MATERIAL PROVIDED
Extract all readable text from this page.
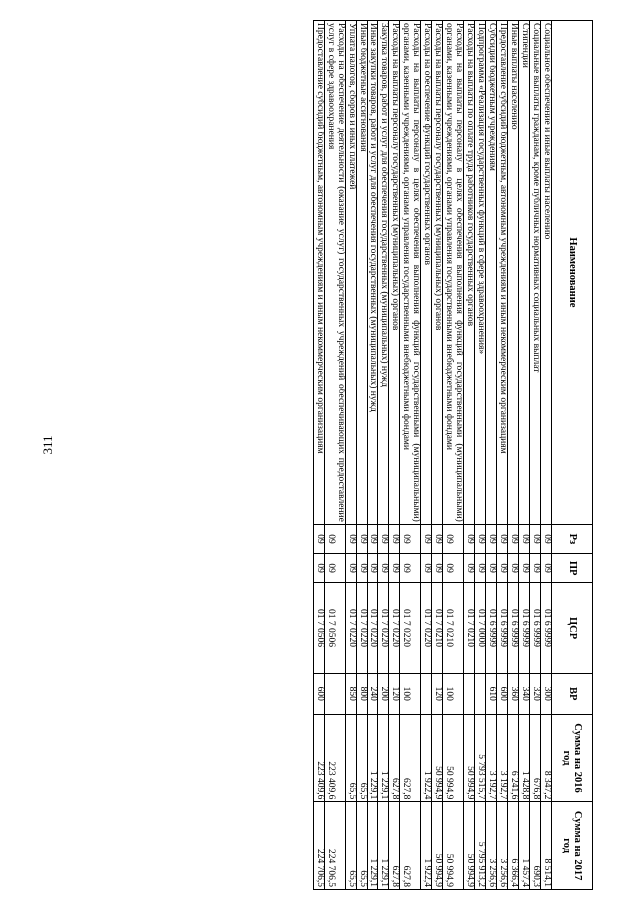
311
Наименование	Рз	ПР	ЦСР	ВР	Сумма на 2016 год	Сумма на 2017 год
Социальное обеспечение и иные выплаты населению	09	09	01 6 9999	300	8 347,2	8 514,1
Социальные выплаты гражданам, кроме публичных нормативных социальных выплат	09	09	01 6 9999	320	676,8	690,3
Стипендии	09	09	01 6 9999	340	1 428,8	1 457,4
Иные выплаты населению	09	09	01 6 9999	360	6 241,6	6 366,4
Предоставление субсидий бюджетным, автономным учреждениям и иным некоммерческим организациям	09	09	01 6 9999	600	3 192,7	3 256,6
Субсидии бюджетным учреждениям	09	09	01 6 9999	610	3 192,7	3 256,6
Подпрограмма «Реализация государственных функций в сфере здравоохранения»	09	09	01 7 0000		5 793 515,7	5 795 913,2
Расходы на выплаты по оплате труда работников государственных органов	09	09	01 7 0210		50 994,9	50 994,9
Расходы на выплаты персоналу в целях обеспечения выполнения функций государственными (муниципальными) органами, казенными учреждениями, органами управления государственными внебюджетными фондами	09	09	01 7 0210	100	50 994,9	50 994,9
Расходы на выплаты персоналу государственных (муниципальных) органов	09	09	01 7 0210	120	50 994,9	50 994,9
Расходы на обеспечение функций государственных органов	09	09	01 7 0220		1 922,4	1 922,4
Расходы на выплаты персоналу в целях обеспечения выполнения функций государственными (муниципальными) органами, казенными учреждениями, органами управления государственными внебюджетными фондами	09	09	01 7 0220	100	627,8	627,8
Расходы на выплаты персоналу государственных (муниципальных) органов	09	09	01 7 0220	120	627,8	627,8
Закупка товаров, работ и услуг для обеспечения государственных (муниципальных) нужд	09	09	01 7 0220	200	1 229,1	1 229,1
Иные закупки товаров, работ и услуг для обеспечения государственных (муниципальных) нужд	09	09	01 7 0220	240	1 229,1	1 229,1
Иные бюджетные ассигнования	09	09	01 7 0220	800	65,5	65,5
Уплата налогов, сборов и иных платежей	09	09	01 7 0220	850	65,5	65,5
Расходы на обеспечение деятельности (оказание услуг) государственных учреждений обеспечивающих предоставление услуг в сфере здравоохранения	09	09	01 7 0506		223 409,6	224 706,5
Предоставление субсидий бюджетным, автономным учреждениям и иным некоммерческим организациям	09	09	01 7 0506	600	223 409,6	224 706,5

...

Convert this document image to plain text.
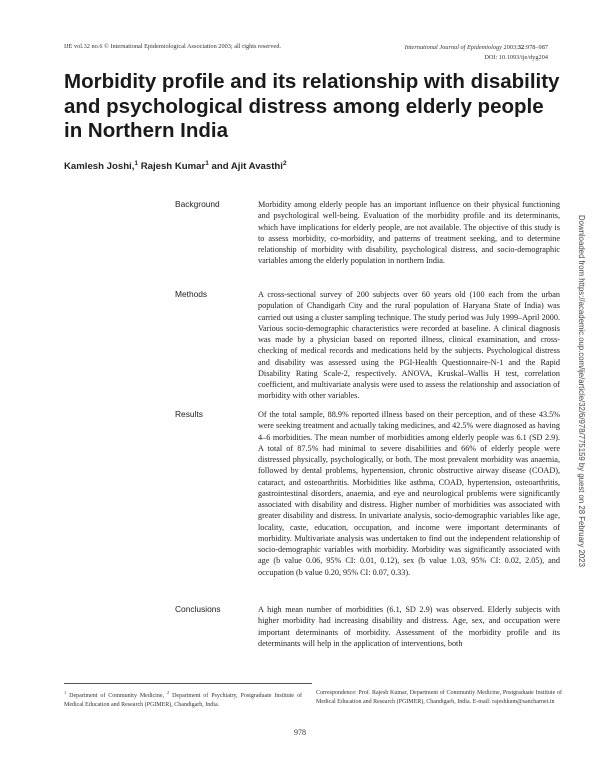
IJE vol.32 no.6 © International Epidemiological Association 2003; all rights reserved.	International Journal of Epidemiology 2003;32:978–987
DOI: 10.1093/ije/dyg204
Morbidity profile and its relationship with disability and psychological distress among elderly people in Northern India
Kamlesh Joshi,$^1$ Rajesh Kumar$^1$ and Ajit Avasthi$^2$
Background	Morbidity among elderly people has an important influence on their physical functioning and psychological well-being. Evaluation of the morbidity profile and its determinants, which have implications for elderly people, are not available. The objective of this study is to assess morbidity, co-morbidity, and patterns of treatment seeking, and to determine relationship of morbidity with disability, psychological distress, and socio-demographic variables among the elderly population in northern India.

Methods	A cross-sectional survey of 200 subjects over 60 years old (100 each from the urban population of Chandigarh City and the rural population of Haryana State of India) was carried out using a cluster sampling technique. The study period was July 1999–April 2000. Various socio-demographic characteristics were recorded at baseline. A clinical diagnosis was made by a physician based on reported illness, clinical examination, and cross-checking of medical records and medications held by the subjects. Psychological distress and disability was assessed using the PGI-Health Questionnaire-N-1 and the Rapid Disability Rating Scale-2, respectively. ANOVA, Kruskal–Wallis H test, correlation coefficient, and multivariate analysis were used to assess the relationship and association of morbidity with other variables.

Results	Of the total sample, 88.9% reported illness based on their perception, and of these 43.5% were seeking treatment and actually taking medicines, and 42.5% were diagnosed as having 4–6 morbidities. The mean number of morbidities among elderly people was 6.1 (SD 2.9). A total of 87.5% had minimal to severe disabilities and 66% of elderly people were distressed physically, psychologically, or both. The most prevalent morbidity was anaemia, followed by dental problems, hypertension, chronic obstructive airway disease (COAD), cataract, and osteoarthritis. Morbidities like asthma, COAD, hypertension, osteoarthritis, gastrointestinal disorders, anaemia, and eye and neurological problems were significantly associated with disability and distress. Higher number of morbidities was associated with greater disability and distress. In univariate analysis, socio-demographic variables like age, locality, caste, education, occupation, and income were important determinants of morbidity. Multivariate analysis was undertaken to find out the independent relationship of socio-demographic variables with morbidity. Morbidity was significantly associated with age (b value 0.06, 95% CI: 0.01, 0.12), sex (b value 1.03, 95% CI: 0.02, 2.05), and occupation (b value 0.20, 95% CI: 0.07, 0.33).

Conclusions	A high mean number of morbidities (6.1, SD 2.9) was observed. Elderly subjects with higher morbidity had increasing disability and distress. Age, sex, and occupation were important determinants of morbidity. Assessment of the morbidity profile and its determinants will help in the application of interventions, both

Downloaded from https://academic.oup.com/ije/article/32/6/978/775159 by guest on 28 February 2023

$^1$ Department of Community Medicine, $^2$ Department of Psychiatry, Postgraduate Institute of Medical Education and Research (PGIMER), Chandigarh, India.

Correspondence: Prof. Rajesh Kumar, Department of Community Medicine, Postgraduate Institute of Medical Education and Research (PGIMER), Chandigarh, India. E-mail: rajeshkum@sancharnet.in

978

GOAL
Each line that contains the word "text" counts toward the total; give only that total.

RESPONSE BELOW
2